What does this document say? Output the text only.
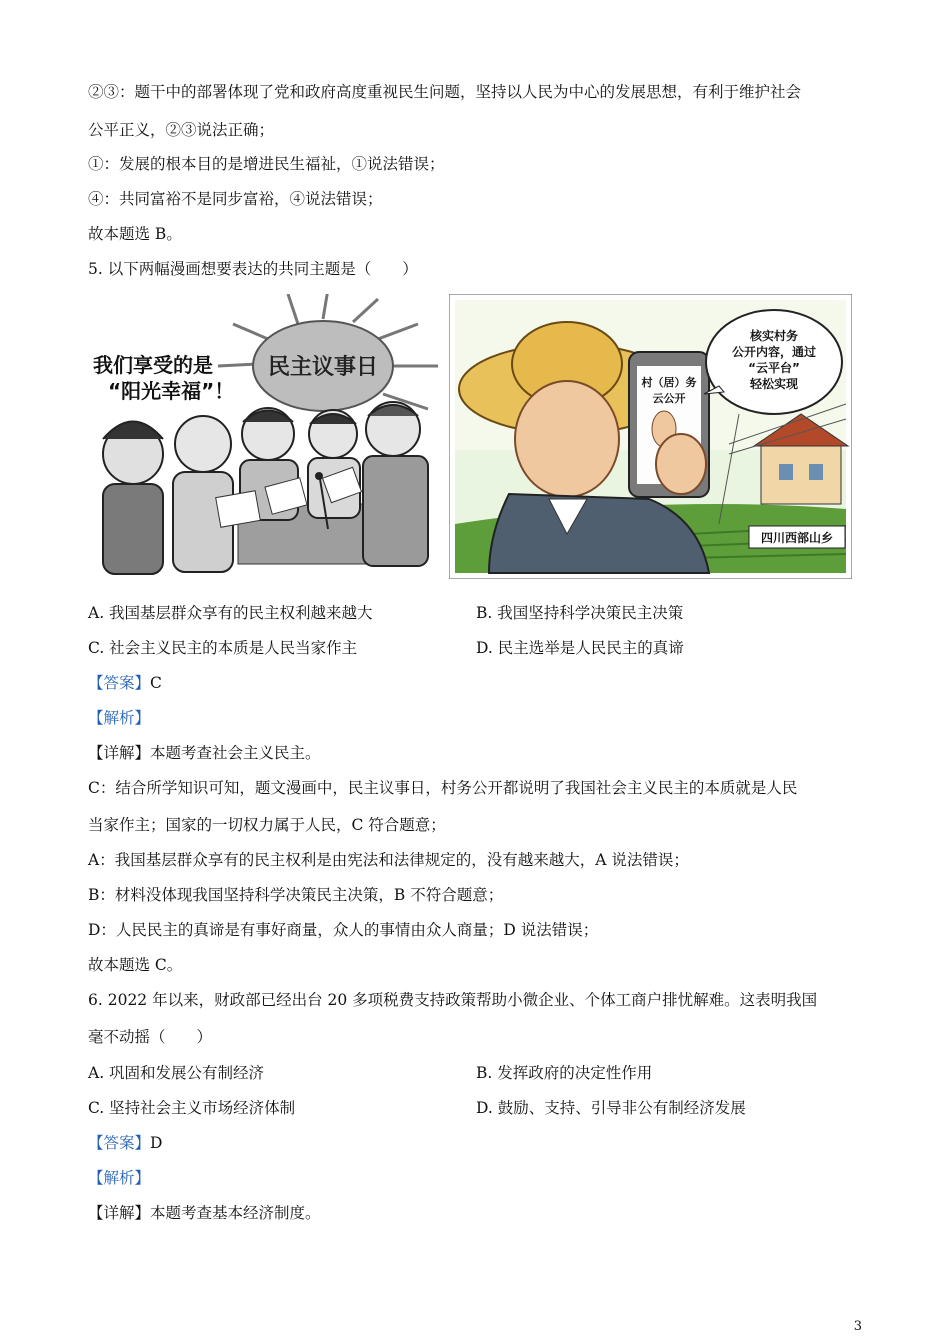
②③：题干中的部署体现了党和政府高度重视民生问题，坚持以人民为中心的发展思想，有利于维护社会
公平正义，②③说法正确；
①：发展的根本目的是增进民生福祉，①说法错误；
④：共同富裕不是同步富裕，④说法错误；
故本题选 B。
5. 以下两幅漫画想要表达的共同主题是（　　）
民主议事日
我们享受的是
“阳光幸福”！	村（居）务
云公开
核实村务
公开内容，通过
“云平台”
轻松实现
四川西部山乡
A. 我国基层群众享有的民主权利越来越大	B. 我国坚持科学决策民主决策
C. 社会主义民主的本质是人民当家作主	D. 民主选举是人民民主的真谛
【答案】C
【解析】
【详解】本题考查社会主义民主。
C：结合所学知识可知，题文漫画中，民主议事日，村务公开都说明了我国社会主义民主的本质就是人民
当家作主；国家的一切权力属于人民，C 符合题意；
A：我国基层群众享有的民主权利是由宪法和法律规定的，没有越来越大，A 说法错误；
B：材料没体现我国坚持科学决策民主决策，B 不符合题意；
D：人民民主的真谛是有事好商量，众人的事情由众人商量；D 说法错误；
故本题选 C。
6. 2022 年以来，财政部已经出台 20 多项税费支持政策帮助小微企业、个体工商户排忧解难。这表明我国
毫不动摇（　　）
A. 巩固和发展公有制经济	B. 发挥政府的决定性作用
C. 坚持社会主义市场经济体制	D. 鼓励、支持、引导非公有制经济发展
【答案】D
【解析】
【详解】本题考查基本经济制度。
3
--------------------
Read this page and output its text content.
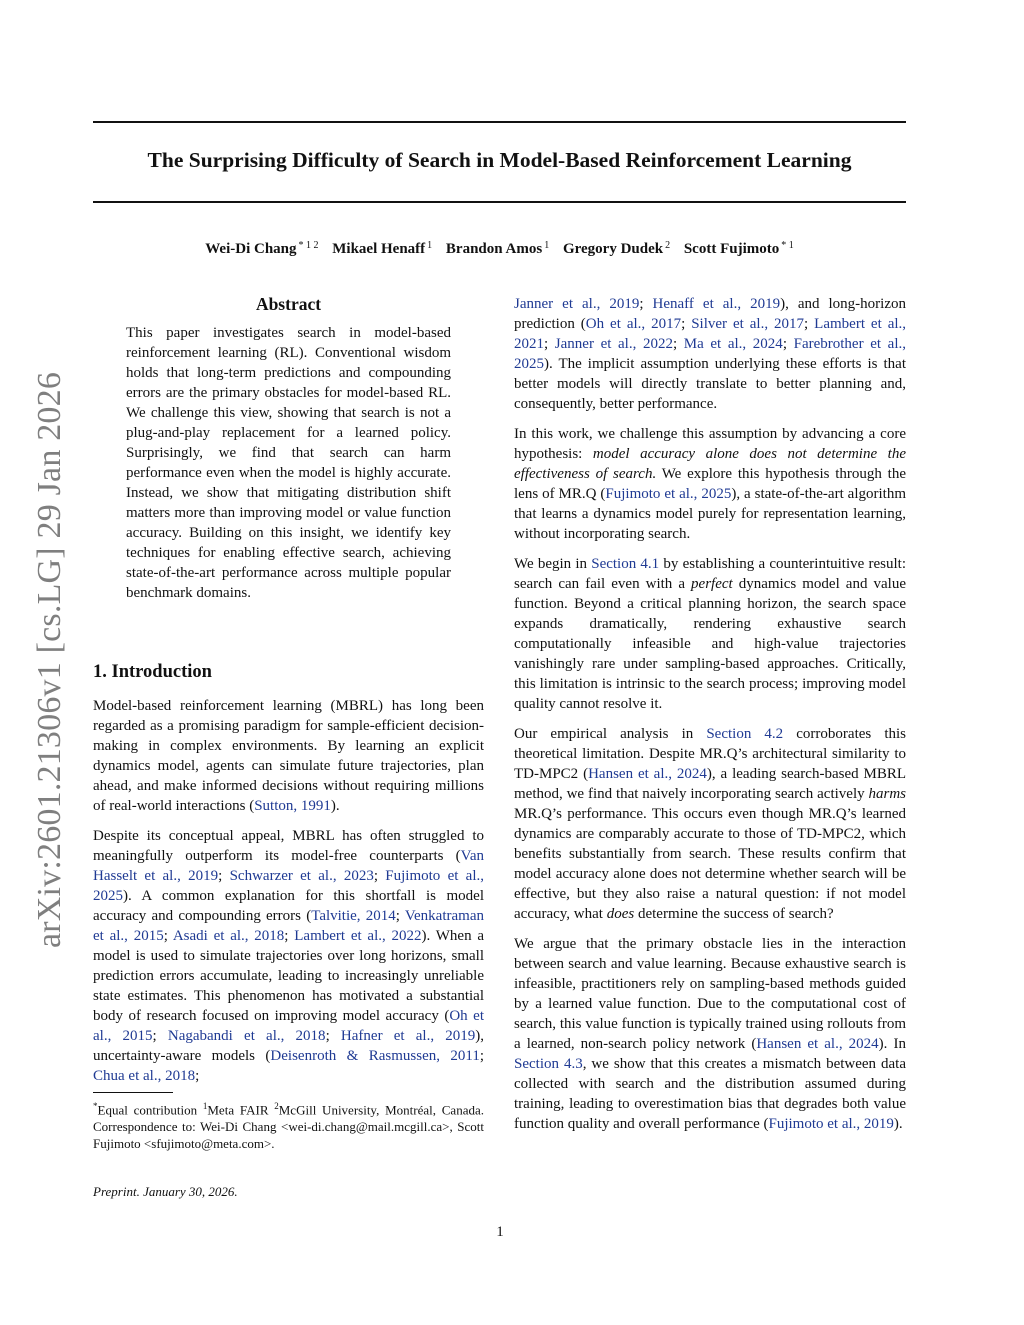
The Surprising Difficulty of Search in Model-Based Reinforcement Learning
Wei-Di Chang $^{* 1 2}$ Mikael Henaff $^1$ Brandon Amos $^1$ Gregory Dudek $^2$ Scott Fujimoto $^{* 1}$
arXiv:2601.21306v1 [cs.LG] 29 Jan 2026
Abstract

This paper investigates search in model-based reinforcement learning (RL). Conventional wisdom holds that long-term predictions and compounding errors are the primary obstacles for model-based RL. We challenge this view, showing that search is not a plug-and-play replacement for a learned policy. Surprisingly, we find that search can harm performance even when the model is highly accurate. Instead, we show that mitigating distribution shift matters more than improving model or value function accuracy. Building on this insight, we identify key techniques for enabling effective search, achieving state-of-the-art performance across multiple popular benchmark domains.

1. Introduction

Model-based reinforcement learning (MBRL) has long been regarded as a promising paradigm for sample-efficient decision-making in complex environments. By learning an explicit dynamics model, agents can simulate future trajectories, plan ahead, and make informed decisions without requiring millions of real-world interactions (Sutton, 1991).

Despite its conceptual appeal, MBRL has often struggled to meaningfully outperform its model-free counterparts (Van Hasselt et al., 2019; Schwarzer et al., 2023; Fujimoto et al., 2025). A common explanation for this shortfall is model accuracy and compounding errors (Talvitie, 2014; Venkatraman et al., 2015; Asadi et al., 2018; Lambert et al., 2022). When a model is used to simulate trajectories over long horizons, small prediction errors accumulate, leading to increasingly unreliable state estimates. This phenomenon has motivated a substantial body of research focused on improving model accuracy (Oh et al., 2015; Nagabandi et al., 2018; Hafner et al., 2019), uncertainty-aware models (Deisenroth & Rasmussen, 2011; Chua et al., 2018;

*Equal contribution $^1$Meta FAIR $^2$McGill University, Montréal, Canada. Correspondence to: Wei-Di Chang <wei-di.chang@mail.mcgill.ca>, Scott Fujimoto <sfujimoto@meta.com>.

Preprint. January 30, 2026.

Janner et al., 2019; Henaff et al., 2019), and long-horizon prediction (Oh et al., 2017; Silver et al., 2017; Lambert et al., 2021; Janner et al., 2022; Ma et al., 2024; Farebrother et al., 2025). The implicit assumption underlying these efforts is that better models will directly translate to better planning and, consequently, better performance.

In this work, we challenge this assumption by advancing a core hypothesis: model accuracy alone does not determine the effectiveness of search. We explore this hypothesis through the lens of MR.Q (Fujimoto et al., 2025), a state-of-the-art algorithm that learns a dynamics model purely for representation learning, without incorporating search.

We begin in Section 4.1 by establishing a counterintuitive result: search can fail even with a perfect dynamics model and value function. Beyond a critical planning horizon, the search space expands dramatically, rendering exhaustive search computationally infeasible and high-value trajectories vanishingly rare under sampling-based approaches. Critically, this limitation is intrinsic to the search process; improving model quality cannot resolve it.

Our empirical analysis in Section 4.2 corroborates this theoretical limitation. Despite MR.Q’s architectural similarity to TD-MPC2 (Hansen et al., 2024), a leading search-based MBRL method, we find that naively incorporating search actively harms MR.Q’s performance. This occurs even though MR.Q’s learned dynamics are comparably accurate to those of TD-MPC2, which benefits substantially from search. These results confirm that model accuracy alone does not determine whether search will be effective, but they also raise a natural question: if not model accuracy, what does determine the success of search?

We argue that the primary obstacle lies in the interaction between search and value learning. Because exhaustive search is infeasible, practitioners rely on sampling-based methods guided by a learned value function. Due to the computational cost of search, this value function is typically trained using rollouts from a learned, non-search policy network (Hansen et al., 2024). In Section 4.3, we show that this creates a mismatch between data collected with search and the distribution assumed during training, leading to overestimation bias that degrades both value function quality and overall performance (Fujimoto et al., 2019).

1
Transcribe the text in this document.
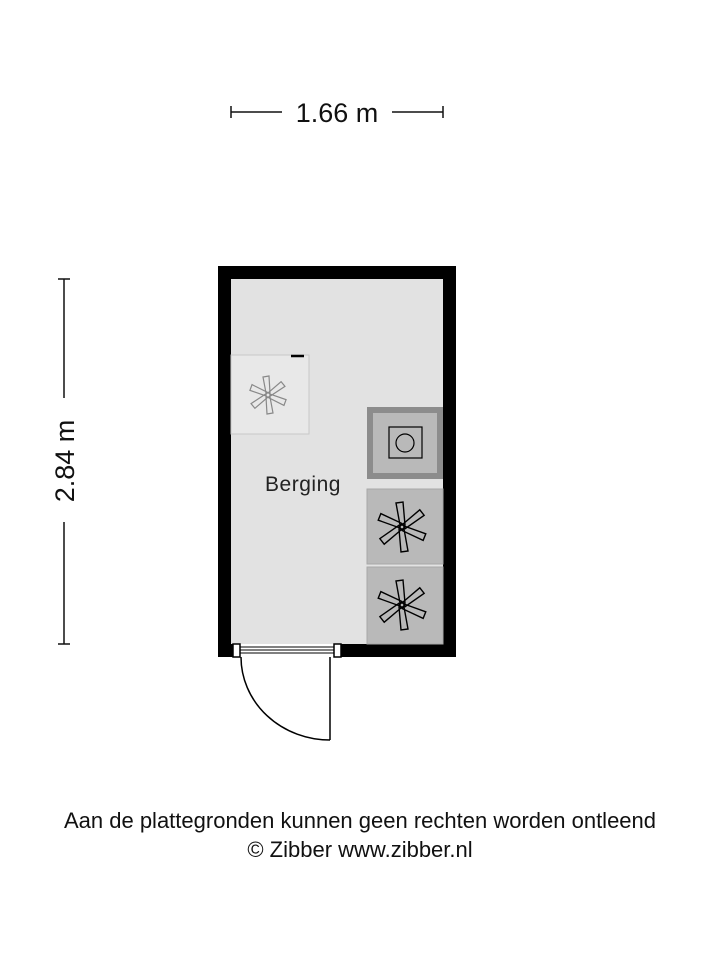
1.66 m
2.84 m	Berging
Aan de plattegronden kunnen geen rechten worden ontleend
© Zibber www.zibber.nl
--------------------
From the entries above, copy every line containing the word "民主议事日".

民主议事日
C：结合所学知识可知，题文漫画中，民主议事日，村务公开都说明了我国社会主义民主的本质就是人民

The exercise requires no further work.